[Stored items]
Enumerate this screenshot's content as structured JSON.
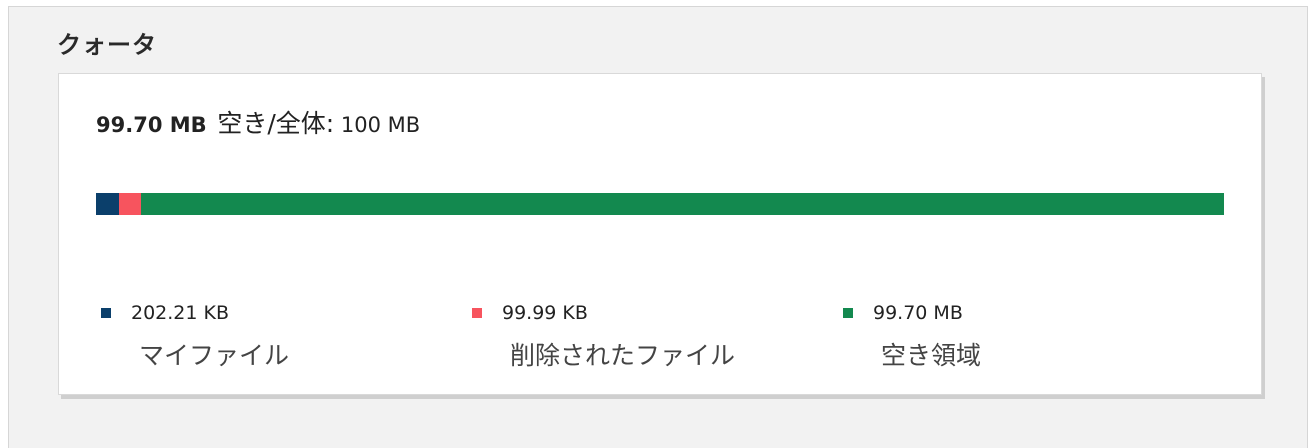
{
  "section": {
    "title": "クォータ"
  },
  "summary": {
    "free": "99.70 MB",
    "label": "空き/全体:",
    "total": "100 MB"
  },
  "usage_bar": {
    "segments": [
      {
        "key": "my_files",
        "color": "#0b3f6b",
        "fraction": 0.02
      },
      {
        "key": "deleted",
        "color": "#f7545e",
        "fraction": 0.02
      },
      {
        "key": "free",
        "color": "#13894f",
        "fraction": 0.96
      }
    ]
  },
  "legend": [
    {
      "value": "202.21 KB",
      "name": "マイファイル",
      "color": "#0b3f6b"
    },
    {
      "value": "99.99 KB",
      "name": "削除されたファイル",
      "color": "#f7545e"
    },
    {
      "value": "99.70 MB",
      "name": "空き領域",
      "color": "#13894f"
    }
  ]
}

**Exercise instructions**: Drop the images and quote the entries word for word.

**Task answer**:
Enumerate this screenshot's content as structured JSON.
{
  "section": {
    "title": "クォータ"
  },
  "summary": {
    "free": "99.70 MB",
    "label": "空き/全体:",
    "total": "100 MB"
  },
  "usage_bar": {
    "segments": [
      {
        "key": "my_files",
        "color": "#0b3f6b",
        "fraction": 0.02
      },
      {
        "key": "deleted",
        "color": "#f7545e",
        "fraction": 0.02
      },
      {
        "key": "free",
        "color": "#13894f",
        "fraction": 0.96
      }
    ]
  },
  "legend": [
    {
      "value": "202.21 KB",
      "name": "マイファイル",
      "color": "#0b3f6b"
    },
    {
      "value": "99.99 KB",
      "name": "削除されたファイル",
      "color": "#f7545e"
    },
    {
      "value": "99.70 MB",
      "name": "空き領域",
      "color": "#13894f"
    }
  ]
}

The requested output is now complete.